STATED GOAL:
Return the listing below verbatim. Pictures do not belong in the copy.

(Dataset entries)
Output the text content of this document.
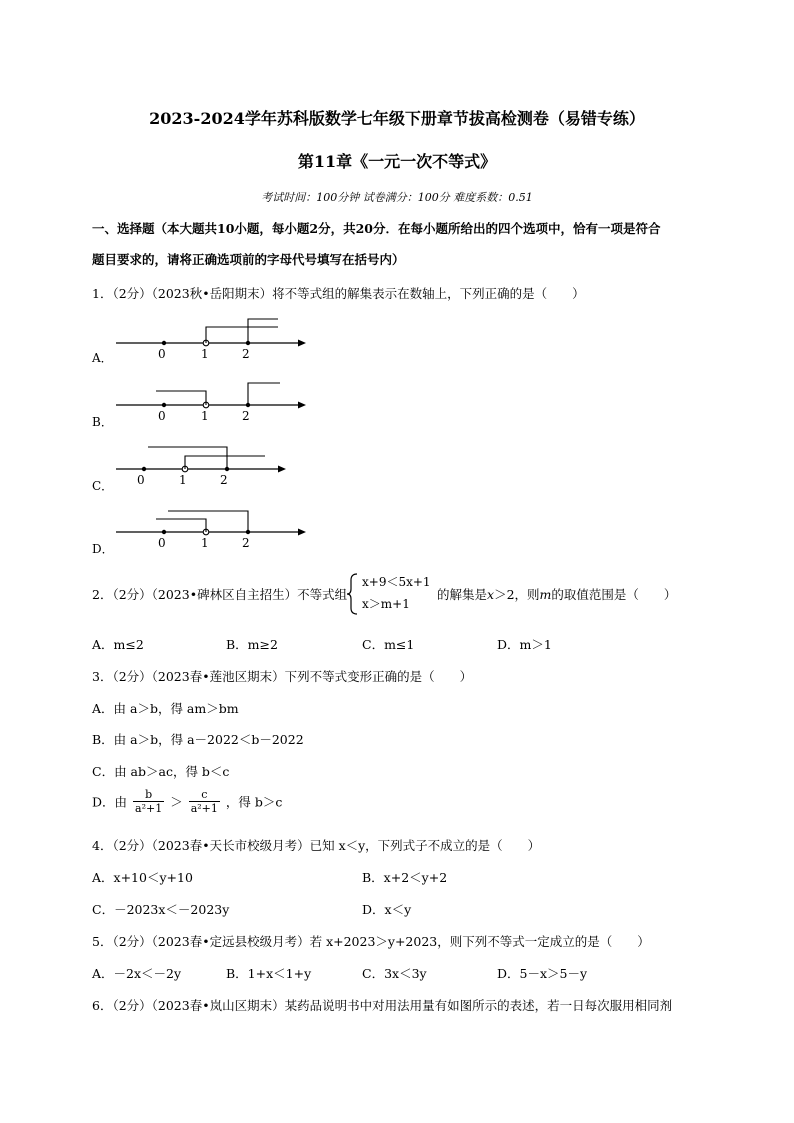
2023-2024学年苏科版数学七年级下册章节拔高检测卷（易错专练）
第11章《一元一次不等式》
考试时间：100分钟 试卷满分：100分 难度系数：0.51
一、选择题（本大题共10小题，每小题2分，共20分．在每小题所给出的四个选项中，恰有一项是符合
题目要求的，请将正确选项前的字母代号填写在括号内）
1．（2分）（2023秋•岳阳期末）将不等式组的解集表示在数轴上，下列正确的是（　　）
A．	0	1	2
B．	0	1	2
C． 0	1	2
D．	0	1	2
2．（2分）（2023•碑林区自主招生）不等式组
x+9＜5x+1
x＞m+1
的解集是x＞2，则m的取值范围是（　　）
A．m≤2	B．m≥2	C．m≤1	D．m＞1
3．（2分）（2023春•莲池区期末）下列不等式变形正确的是（　　）
A．由 a＞b，得 am＞bm
B．由 a＞b，得 a－2022＜b－2022
C．由 ab＞ac，得 b＜c
D．由 $\frac{b}{\text{a²+1}} > \frac{c}{\text{a²+1}}$ ，得 b＞c
4．（2分）（2023春•天长市校级月考）已知 x＜y，下列式子不成立的是（　　）
A．x+10＜y+10	B．x+2＜y+2
C．－2023x＜－2023y	D．x＜y
5．（2分）（2023春•定远县校级月考）若 x+2023＞y+2023，则下列不等式一定成立的是（　　）
A．－2x＜－2y	B．1+x＜1+y	C．3x＜3y	D．5－x＞5－y
6．（2分）（2023春•岚山区期末）某药品说明书中对用法用量有如图所示的表述，若一日每次服用相同剂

ANSWER TO THE TASK:
Output the text content of this document.
2023-2024学年苏科版数学七年级下册章节拔高检测卷（易错专练）
第11章《一元一次不等式》
考试时间：100分钟 试卷满分：100分 难度系数：0.51
一、选择题（本大题共10小题，每小题2分，共20分．在每小题所给出的四个选项中，恰有一项是符合
题目要求的，请将正确选项前的字母代号填写在括号内）
1．（2分）（2023秋•岳阳期末）将不等式组的解集表示在数轴上，下列正确的是（　　）
A．	0	1	2
B．	0	1	2
C． 0	1	2
D．	0	1	2
2．（2分）（2023•碑林区自主招生）不等式组
x+9＜5x+1
x＞m+1
的解集是x＞2，则m的取值范围是（　　）
A．m≤2	B．m≥2	C．m≤1	D．m＞1
3．（2分）（2023春•莲池区期末）下列不等式变形正确的是（　　）
A．由 a＞b，得 am＞bm
B．由 a＞b，得 a－2022＜b－2022
C．由 ab＞ac，得 b＜c
D．由 $\frac{b}{\text{a²+1}} > \frac{c}{\text{a²+1}}$ ，得 b＞c
4．（2分）（2023春•天长市校级月考）已知 x＜y，下列式子不成立的是（　　）
A．x+10＜y+10	B．x+2＜y+2
C．－2023x＜－2023y	D．x＜y
5．（2分）（2023春•定远县校级月考）若 x+2023＞y+2023，则下列不等式一定成立的是（　　）
A．－2x＜－2y	B．1+x＜1+y	C．3x＜3y	D．5－x＞5－y
6．（2分）（2023春•岚山区期末）某药品说明书中对用法用量有如图所示的表述，若一日每次服用相同剂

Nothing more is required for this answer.